*EXTRAIT À LIRE*:
Traduit en français par « Don », « Dar » est un tout nouveau prix littéraire en vue duquel un concours s’ouvre aujourd’hui même. L'idée de sa création revient à l'écrivain russe Mikhaïl Chichkine. Je suis fière que mon journal NashaGazeta soit invité à rejoindre le groupe de ses fondateurs.
 
La guerre en Ukraine a suscité tant de haine, détruit et brisé tant de vies, causé une dévastation matérielle et morale si terrible, et qui plus est plongé les personnes saines d'esprit dans un état de choc si profond qu'il semblait impensable d'attendre autre chose que de nouvelles fleurs du mal pour fleurir sur un tel sol. Mais la vie s’est avérée plus sage !

*ENTRÉES*:

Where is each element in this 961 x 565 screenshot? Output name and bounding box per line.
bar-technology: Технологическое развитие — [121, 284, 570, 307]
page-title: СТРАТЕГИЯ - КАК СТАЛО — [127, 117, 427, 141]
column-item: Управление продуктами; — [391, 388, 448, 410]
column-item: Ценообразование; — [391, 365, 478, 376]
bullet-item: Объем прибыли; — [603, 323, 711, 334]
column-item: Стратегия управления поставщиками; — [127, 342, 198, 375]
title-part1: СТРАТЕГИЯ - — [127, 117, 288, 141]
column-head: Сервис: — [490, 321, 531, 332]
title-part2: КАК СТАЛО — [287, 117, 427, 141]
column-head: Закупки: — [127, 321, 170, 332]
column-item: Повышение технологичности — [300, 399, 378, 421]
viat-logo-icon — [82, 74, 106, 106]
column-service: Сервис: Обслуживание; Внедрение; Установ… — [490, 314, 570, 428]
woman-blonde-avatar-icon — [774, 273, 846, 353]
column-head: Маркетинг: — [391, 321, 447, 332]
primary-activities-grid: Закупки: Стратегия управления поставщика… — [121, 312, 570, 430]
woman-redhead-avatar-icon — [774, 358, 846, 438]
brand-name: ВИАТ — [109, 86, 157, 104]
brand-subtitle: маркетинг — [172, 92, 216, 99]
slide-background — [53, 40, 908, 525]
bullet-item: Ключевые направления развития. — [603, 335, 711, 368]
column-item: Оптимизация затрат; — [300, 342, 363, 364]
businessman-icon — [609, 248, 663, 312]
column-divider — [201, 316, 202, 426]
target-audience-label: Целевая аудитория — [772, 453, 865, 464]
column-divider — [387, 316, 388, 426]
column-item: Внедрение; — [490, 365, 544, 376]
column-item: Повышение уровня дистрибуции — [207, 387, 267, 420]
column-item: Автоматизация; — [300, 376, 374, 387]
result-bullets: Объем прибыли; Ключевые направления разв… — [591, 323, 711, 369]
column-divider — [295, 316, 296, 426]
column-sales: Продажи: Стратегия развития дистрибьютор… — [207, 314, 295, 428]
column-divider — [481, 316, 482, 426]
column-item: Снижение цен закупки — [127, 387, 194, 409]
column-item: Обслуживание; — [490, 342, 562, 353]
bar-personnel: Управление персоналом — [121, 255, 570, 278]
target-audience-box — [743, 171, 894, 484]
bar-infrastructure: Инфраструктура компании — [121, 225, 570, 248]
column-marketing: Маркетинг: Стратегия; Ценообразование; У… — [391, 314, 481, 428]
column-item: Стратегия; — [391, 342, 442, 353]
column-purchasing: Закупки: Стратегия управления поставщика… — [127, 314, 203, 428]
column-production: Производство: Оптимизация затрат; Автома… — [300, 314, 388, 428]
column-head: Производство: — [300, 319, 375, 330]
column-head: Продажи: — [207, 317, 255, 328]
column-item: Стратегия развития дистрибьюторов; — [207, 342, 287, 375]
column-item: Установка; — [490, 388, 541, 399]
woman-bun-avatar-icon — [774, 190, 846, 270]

*LISTE DES TÂCHES*:
[A] D'après l'extrait sur le prix Dar, pourquoi semblait-il impensable d'attendre autre chose que « de nouvelles fleurs du mal » ? Répondez en une à trois phrases.
[B] Poursuivez l'extrait sur le prix Dar après sa dernière phrase.

*RÉPONSES*:
[A] La guerre en Ukraine avait suscité tant de haine, détruit et brisé tant de vies et causé une dévastation matérielle et morale si terrible qu'un tel sol ne semblait pouvoir produire rien d'autre. Elle avait en outre plongé les personnes saines d'esprit dans un état de choc profond.

[B]
De sorte que oui : je suis heureuse de vous annoncer la naissance de ce nouveau projet ; de ce prix littéraire « Dar », dont l'essence est formulée comme suit par ses organisateurs :
 
« L'agression à grande échelle de la Fédération de Russie contre l'Ukraine, outre son objectif principal – la destruction de l'État voisin –, est dirigée contre les valeurs humanitaires de la culture mondiale qui nous unissent, dont la culture de la langue russe fait partie. La langue a été prise en otage par l'agresseur – et nous, écrivains, éditeurs, critiques littéraires, traducteurs, slavistes, sommes tenus de promouvoir d'urgence la littérature libre en russe. La création d'un prix indépendant est l'une de ces mesures. Le prix Dar n'est ni un “prix russe” ni un “prix de littérature russe ”. C'est un prix pour repenser toute l'expérience de la littérature en russe, un prix pour découvrir de nouvelles approches de la littérature et de la vie littéraire au-delà de l'archaïsme étatique, un prix pour tous ceux qui écrivent et lisent en russe, indépendamment de leur passeport et de leur pays de résidence. La langue russe n'appartient pas aux dictateurs, mais à la culture mondiale ».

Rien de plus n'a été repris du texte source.